* Begin PROVIDED INFORMATION *

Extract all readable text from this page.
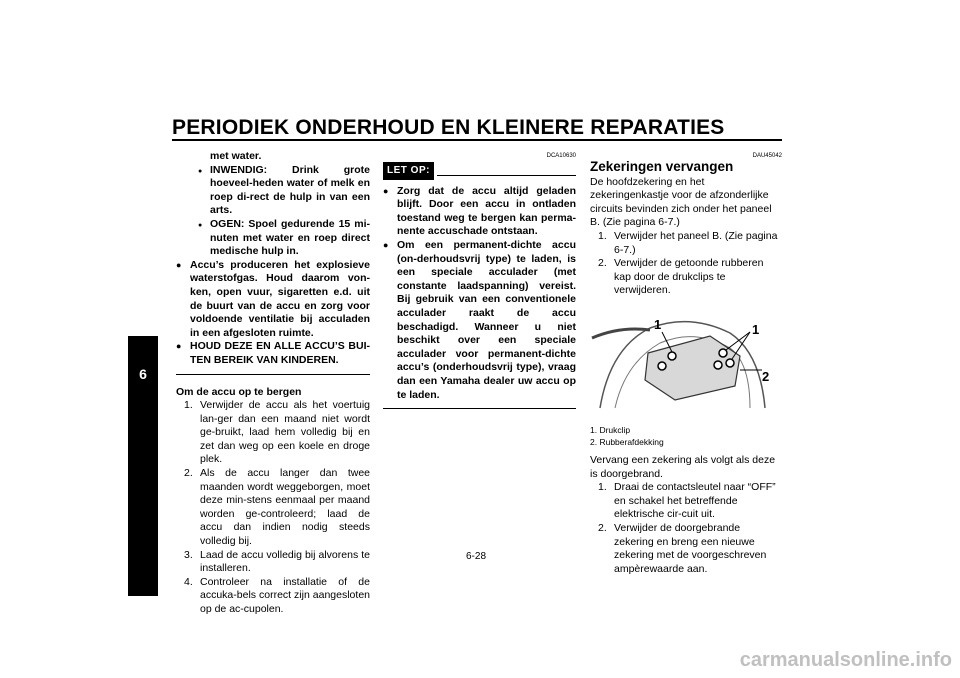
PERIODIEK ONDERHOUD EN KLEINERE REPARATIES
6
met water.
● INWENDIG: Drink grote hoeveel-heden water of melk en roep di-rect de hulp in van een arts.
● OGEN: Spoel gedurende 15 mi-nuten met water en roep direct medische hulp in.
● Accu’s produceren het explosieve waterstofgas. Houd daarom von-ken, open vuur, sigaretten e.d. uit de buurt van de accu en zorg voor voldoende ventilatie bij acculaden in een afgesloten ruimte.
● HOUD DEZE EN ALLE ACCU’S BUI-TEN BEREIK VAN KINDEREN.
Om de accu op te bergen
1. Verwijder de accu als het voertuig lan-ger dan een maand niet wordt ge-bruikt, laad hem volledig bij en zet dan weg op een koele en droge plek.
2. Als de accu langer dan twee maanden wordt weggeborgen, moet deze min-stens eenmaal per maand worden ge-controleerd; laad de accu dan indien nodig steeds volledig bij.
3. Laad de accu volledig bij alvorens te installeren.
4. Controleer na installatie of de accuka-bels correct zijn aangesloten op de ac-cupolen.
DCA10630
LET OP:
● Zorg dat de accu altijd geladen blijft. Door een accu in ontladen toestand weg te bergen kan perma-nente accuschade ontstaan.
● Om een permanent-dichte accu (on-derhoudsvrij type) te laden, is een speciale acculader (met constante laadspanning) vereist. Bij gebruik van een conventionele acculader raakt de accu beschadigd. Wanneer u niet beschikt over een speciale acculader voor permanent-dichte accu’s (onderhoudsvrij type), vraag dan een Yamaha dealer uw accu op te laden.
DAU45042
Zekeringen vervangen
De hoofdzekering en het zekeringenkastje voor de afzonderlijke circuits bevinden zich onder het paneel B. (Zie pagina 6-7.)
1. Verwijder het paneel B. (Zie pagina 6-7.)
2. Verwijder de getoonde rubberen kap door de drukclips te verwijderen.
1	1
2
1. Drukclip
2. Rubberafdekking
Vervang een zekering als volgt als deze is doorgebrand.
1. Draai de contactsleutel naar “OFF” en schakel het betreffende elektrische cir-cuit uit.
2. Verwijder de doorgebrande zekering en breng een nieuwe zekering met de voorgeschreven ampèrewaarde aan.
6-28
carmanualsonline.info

* End PROVIDED INFORMATION *
* Begin PROVIDED INFORMATION *

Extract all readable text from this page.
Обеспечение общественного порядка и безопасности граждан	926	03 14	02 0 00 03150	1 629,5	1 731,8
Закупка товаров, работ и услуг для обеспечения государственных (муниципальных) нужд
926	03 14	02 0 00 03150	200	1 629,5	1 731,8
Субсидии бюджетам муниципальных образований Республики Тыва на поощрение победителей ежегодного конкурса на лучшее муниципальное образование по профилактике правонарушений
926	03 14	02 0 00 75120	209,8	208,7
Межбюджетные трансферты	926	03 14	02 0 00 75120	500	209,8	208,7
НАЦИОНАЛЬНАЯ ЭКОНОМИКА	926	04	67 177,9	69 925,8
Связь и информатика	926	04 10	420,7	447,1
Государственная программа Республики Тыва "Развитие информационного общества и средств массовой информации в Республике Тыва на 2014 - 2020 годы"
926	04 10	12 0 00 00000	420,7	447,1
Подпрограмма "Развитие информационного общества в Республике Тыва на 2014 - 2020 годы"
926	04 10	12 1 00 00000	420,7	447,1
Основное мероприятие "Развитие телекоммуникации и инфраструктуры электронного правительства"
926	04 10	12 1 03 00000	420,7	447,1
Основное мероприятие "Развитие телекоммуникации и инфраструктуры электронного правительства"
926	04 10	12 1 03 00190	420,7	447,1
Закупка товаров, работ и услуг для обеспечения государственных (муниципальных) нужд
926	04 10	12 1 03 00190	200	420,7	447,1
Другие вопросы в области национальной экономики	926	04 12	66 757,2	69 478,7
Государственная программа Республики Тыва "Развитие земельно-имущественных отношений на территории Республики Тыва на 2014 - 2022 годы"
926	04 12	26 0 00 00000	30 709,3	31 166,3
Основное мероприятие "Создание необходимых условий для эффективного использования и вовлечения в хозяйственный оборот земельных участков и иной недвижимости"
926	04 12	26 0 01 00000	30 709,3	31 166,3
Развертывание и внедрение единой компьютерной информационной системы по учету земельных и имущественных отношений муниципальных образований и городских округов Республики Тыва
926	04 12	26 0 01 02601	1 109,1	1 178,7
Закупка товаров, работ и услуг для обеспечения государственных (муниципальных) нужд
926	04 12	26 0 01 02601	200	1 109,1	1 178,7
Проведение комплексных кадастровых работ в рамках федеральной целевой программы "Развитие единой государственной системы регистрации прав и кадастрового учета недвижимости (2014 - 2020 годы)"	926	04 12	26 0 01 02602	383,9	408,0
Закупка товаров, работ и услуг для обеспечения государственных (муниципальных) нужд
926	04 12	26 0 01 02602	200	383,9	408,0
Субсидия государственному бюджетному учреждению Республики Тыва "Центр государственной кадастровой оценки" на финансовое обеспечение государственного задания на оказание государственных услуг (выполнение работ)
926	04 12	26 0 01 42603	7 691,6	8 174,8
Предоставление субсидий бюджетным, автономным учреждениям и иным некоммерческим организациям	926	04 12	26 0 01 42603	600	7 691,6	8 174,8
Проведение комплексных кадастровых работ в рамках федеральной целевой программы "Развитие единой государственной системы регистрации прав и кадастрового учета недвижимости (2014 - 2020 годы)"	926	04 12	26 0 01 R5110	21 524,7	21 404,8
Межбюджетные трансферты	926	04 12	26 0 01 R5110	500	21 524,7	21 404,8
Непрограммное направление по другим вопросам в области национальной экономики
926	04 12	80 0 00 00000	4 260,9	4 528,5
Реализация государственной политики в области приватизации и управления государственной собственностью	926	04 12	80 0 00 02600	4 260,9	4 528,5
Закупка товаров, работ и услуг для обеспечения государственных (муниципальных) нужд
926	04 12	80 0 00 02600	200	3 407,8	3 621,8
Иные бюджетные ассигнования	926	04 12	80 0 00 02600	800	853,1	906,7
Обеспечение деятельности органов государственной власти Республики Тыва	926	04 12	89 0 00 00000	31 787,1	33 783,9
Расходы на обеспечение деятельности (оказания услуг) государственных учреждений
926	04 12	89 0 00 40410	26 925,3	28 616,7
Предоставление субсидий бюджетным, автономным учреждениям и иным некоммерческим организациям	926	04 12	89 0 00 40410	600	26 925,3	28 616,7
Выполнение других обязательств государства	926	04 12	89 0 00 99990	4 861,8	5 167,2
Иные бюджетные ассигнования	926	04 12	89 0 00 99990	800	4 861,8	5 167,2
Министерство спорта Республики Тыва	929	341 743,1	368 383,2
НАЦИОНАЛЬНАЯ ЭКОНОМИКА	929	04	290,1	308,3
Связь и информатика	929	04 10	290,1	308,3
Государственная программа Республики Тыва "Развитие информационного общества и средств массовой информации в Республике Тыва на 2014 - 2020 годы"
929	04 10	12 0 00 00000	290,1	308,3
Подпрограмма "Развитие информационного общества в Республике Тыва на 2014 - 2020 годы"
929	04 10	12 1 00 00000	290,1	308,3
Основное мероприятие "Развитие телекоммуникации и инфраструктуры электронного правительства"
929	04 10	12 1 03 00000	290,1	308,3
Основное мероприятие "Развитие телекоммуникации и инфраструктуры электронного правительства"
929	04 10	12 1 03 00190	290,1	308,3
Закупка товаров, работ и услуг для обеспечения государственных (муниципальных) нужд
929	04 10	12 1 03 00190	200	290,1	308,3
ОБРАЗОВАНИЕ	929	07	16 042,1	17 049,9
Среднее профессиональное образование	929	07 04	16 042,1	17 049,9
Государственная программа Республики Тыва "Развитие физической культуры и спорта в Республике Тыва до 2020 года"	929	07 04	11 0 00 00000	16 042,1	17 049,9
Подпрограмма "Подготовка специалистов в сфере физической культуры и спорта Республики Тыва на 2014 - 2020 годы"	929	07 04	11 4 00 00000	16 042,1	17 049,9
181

* End PROVIDED INFORMATION *

» **INSTRUCTION**
Copy each line from the data above that includes "ЭКОНОМИКА".

» **EXPECTED ANSWER**
НАЦИОНАЛЬНАЯ ЭКОНОМИКА	926	04	67 177,9	69 925,8
НАЦИОНАЛЬНАЯ ЭКОНОМИКА	929	04	290,1	308,3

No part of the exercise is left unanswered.